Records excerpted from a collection

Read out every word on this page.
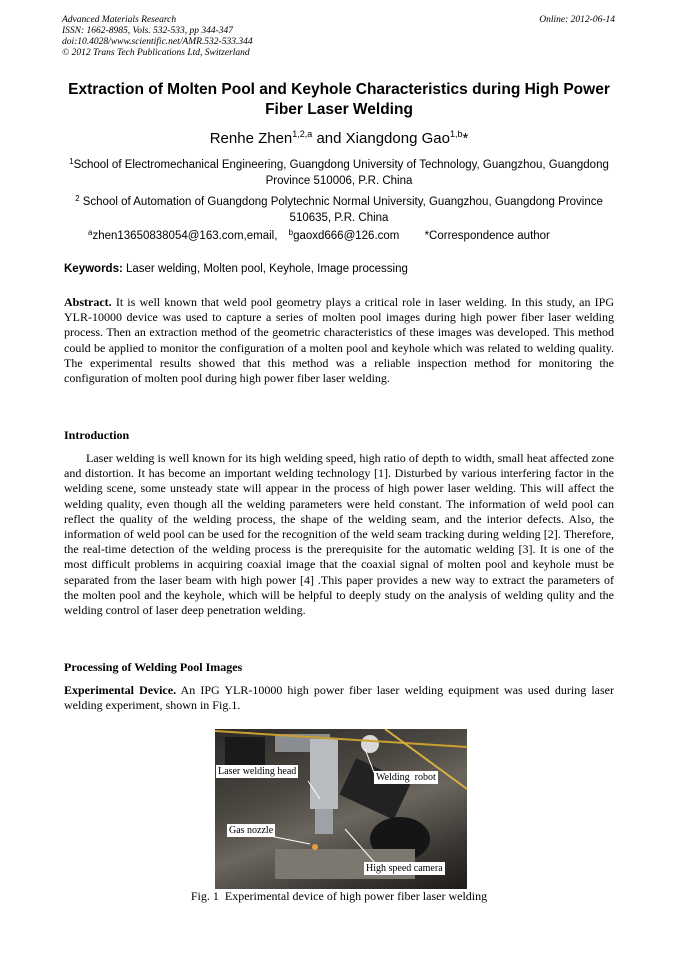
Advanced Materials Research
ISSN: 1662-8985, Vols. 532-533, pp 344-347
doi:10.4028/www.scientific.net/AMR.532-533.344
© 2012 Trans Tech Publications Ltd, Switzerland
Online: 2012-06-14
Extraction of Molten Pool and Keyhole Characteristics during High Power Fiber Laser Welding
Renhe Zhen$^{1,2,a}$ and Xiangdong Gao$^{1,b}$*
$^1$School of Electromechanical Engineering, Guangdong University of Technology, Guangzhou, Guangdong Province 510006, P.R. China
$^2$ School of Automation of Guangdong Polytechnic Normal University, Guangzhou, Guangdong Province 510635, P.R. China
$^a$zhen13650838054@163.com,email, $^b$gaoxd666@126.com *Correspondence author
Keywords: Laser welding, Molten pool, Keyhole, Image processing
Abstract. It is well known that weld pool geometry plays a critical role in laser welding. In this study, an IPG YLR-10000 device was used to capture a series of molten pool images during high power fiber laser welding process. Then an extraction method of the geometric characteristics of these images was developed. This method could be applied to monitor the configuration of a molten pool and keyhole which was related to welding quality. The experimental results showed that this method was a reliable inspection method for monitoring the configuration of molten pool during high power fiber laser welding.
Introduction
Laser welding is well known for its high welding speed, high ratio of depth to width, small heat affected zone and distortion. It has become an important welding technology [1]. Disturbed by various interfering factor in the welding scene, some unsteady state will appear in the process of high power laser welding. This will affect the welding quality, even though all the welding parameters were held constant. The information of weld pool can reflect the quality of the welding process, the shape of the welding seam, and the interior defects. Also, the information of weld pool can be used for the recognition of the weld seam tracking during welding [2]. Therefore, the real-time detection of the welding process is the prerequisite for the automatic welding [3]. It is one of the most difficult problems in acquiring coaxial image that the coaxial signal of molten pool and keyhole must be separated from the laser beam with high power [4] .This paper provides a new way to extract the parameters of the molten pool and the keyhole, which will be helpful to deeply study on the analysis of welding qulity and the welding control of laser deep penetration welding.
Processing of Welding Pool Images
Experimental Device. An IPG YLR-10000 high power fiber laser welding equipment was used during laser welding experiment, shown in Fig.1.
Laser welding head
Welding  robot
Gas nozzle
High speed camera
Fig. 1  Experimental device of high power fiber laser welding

==

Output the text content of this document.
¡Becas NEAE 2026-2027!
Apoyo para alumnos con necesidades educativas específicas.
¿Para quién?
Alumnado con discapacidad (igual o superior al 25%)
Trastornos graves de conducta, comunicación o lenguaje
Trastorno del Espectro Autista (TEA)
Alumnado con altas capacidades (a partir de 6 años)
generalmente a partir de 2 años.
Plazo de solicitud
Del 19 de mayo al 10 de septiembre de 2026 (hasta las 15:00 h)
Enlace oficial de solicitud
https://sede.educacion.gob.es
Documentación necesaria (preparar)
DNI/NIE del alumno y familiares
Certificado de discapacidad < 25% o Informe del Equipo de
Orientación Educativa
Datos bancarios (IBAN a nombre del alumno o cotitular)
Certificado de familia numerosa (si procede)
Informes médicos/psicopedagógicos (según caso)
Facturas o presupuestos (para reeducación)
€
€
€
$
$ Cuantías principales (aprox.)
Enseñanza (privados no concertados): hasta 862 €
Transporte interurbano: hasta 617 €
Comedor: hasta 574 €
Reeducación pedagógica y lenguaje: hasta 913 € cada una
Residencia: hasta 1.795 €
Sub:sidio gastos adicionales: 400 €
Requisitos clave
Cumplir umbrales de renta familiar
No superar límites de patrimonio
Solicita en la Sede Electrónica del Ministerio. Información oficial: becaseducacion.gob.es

• [WRITTEN EXERCISE]
Filter the records above for lines containing the word "Guangzhou", and copy those lines.

• [SOLUTION TO THIS TASK]
$^1$School of Electromechanical Engineering, Guangdong University of Technology, Guangzhou, Guangdong Province 510006, P.R. China
$^2$ School of Automation of Guangdong Polytechnic Normal University, Guangzhou, Guangdong Province 510635, P.R. China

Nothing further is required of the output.